§ What this task involves: Among the records that follow, find each line holding the word "Energy" and copy it.

Figure record listings
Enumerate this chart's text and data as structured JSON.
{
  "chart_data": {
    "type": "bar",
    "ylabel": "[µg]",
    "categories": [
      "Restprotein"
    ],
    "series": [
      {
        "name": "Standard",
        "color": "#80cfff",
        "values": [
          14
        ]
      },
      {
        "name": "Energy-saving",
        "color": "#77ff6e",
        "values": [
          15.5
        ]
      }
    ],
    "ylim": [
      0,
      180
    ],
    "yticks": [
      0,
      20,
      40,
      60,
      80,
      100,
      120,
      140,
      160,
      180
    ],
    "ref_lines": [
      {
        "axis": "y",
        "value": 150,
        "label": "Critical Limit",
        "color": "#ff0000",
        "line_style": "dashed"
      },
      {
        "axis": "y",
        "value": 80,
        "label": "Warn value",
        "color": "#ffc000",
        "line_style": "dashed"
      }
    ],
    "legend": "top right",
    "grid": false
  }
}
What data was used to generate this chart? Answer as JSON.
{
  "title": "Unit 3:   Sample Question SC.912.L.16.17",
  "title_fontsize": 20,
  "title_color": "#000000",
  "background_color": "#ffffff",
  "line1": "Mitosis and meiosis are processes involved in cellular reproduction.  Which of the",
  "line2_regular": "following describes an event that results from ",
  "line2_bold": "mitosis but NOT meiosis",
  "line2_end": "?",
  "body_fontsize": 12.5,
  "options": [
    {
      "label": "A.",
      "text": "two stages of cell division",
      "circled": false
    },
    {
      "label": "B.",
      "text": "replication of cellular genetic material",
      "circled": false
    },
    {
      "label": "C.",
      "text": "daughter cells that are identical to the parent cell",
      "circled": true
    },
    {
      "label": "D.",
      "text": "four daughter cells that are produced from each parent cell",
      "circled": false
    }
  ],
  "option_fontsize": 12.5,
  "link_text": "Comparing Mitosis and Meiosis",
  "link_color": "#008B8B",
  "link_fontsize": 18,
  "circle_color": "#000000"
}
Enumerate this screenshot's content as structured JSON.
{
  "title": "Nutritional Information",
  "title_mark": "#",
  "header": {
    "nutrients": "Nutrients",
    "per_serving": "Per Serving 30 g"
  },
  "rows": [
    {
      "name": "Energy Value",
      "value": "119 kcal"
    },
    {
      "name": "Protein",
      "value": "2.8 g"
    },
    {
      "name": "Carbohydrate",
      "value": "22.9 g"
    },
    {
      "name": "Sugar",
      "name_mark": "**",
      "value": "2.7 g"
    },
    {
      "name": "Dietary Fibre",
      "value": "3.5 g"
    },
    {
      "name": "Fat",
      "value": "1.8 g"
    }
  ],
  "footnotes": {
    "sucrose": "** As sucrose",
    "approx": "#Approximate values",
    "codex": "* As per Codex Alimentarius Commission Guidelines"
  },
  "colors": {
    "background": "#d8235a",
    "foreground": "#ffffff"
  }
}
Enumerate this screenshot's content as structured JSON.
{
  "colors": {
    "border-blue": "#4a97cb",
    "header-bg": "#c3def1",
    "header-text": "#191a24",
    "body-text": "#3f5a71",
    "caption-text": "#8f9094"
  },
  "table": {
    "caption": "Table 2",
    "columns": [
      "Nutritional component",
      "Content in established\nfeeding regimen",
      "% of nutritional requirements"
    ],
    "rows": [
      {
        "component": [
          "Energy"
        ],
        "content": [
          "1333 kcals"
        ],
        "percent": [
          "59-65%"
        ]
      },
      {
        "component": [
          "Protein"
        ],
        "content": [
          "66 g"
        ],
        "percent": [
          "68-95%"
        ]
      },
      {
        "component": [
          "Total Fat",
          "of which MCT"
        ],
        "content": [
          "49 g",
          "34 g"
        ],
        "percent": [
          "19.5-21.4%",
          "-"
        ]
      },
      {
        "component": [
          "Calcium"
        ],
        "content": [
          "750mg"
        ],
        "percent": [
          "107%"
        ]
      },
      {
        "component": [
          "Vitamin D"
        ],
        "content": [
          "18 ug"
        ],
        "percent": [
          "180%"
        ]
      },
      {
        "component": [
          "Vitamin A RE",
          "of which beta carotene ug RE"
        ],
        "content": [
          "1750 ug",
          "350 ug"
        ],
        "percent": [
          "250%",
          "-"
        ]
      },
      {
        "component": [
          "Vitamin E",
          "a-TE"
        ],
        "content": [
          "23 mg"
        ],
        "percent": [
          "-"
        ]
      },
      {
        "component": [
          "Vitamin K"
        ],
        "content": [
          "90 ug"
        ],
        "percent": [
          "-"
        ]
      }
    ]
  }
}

§ Task result:
        "name": "Energy-saving",
      "name": "Energy Value",
          "Energy"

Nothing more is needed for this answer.